→ Problem to work on
Read the material below and count the lines holding the string "China". Give that count with nothing added.
== Listing ==
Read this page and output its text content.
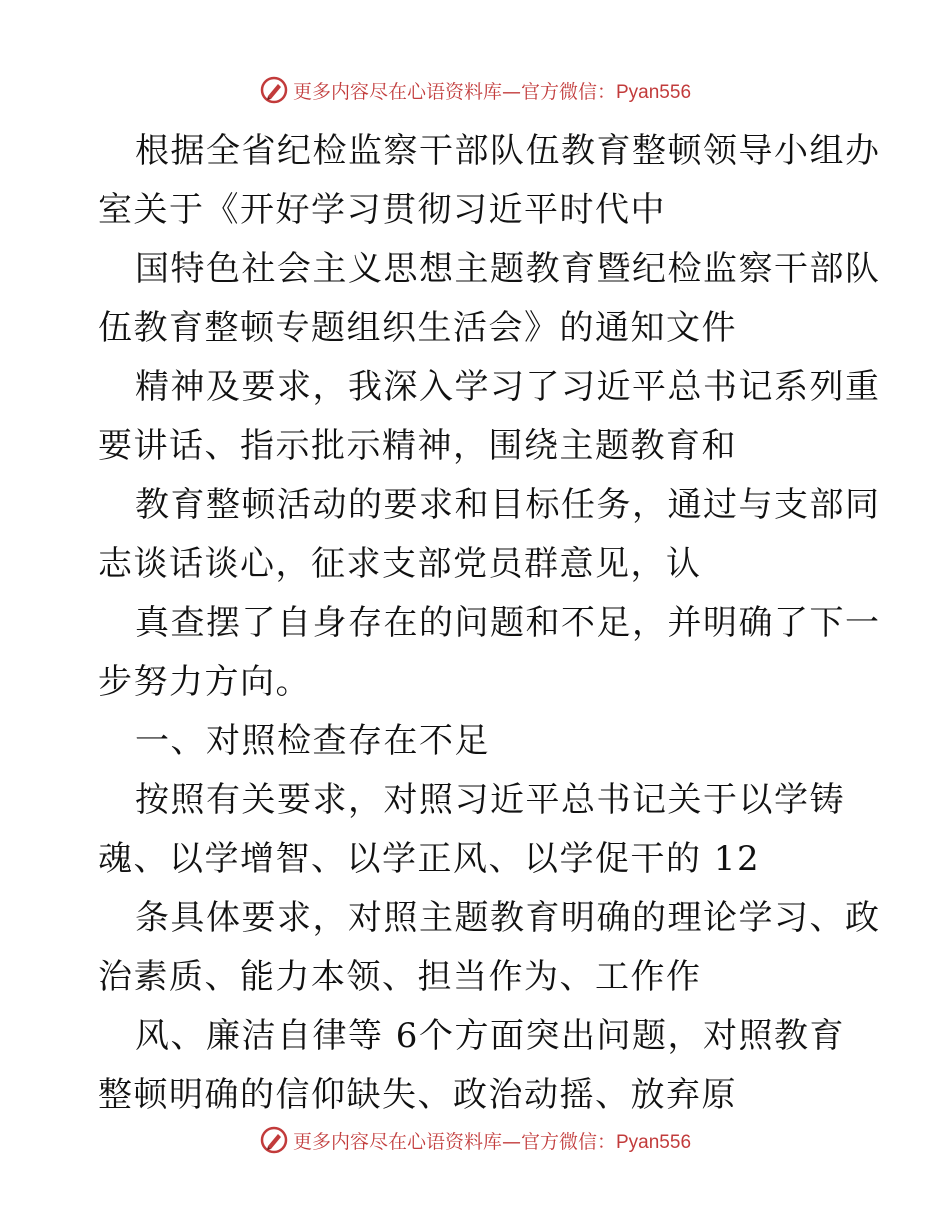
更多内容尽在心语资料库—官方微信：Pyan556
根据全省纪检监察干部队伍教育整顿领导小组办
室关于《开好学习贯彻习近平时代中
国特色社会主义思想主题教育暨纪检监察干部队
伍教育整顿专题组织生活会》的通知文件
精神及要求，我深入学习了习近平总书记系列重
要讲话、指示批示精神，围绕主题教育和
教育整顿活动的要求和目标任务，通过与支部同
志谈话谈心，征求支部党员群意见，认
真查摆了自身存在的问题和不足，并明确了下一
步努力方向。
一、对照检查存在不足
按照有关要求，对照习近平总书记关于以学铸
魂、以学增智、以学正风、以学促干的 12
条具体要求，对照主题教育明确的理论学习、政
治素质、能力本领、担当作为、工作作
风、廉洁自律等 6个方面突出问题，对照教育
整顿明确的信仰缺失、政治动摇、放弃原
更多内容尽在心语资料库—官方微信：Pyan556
===
== Listing ==
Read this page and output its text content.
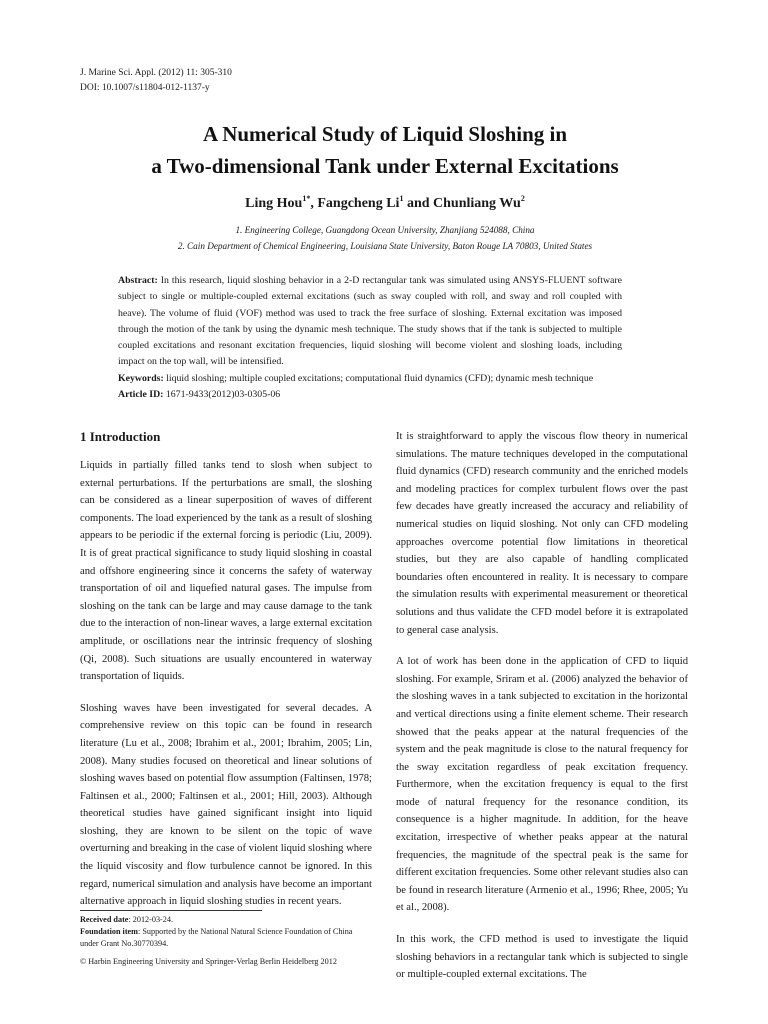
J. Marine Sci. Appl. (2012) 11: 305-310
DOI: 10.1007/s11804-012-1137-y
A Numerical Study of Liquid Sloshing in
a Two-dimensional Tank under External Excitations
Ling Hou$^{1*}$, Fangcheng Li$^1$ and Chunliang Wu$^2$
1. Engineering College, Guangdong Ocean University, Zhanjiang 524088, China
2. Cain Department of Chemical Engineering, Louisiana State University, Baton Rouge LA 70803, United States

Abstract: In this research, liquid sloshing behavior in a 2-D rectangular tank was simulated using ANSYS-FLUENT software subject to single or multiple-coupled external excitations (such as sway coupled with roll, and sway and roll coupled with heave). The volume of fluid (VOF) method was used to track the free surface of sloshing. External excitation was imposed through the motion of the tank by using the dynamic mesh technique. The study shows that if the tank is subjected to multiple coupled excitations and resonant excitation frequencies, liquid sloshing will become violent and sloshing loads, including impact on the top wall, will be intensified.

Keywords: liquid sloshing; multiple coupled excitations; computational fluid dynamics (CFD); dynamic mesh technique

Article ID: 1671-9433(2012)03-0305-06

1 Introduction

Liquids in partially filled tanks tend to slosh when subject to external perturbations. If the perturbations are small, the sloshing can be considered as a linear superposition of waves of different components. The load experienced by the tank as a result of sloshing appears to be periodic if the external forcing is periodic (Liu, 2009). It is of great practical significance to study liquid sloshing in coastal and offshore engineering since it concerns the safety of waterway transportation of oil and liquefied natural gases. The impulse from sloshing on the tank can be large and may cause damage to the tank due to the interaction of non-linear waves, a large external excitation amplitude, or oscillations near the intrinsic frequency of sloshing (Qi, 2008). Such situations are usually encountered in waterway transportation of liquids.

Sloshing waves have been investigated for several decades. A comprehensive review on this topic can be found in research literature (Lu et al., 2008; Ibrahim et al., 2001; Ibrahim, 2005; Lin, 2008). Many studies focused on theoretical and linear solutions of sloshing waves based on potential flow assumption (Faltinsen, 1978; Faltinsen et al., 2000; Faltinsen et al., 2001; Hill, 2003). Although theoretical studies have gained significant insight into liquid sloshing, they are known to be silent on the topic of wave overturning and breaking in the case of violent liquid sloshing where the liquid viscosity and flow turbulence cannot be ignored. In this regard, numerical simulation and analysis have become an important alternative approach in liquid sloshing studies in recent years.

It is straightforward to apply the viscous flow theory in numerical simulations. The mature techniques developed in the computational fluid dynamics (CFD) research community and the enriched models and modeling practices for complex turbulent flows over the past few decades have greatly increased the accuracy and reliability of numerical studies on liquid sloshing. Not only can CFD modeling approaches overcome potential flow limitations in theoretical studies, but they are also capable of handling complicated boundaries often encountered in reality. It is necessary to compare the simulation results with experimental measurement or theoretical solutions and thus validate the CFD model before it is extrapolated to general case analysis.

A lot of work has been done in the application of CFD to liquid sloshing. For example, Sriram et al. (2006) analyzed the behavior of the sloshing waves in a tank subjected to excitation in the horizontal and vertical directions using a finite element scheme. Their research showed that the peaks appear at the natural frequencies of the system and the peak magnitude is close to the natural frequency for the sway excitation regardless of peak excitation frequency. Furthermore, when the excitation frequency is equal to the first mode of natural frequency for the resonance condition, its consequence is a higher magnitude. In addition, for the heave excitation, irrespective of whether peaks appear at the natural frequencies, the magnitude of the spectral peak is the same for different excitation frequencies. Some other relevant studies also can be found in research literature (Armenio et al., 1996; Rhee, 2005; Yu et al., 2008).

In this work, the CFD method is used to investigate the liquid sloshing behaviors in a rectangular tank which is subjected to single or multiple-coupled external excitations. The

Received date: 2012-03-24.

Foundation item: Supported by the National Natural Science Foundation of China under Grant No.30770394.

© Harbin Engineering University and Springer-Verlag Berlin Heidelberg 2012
===
→ Correct result
2